Exercise description -> Write out the material word for word, from its first line up to and including the line that contains "The polarization switch 230 is at (385, 152).".

>> BEGIN Information supplied

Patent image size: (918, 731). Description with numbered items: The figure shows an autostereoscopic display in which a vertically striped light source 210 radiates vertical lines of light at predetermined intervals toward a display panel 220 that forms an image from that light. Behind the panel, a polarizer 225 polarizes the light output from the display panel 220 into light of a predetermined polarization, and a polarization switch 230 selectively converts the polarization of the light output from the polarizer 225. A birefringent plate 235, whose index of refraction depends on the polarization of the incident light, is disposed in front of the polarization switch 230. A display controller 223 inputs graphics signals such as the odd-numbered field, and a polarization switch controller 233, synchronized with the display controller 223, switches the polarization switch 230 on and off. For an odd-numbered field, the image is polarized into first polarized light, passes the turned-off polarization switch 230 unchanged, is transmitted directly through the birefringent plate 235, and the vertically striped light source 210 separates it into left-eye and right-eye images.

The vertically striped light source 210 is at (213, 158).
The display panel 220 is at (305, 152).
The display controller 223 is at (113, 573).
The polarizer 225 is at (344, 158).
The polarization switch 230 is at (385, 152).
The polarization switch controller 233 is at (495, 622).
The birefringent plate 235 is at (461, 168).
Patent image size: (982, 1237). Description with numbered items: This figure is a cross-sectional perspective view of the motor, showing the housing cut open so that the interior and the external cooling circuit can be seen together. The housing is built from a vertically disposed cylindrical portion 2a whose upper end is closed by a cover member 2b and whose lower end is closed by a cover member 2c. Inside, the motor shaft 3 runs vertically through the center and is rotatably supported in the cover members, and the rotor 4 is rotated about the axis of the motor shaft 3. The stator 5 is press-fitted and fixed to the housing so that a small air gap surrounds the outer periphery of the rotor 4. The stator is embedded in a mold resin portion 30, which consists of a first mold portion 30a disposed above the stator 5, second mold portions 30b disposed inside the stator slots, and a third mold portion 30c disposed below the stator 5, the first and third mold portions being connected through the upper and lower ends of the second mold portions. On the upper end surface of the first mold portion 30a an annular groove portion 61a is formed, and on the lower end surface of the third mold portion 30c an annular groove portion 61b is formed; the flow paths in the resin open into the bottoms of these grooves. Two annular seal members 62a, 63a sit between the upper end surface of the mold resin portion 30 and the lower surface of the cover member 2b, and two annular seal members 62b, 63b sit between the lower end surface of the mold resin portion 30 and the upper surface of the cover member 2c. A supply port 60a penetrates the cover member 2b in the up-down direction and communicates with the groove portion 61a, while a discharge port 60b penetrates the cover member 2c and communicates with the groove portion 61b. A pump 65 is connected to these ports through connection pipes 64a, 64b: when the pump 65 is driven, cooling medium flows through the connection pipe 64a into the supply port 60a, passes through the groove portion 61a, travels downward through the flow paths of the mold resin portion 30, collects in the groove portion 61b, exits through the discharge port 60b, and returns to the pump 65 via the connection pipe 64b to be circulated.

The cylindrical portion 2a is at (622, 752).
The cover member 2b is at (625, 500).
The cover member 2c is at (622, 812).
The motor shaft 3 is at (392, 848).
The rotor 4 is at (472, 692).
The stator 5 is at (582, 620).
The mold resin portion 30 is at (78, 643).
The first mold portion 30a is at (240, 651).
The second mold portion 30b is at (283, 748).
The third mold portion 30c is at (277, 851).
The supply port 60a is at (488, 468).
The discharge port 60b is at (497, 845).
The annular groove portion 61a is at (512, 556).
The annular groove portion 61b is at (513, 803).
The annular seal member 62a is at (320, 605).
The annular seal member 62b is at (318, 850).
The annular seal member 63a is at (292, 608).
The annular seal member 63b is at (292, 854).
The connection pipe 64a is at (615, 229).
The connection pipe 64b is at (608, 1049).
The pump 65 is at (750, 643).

>> END Information supplied

Solution ->
Patent image size: (918, 731). Description with numbered items: The figure shows an autostereoscopic display in which a vertically striped light source 210 radiates vertical lines of light at predetermined intervals toward a display panel 220 that forms an image from that light. Behind the panel, a polarizer 225 polarizes the light output from the display panel 220 into light of a predetermined polarization, and a polarization switch 230 selectively converts the polarization of the light output from the polarizer 225. A birefringent plate 235, whose index of refraction depends on the polarization of the incident light, is disposed in front of the polarization switch 230. A display controller 223 inputs graphics signals such as the odd-numbered field, and a polarization switch controller 233, synchronized with the display controller 223, switches the polarization switch 230 on and off. For an odd-numbered field, the image is polarized into first polarized light, passes the turned-off polarization switch 230 unchanged, is transmitted directly through the birefringent plate 235, and the vertically striped light source 210 separates it into left-eye and right-eye images.

The vertically striped light source 210 is at (213, 158).
The display panel 220 is at (305, 152).
The display controller 223 is at (113, 573).
The polarizer 225 is at (344, 158).
The polarization switch 230 is at (385, 152).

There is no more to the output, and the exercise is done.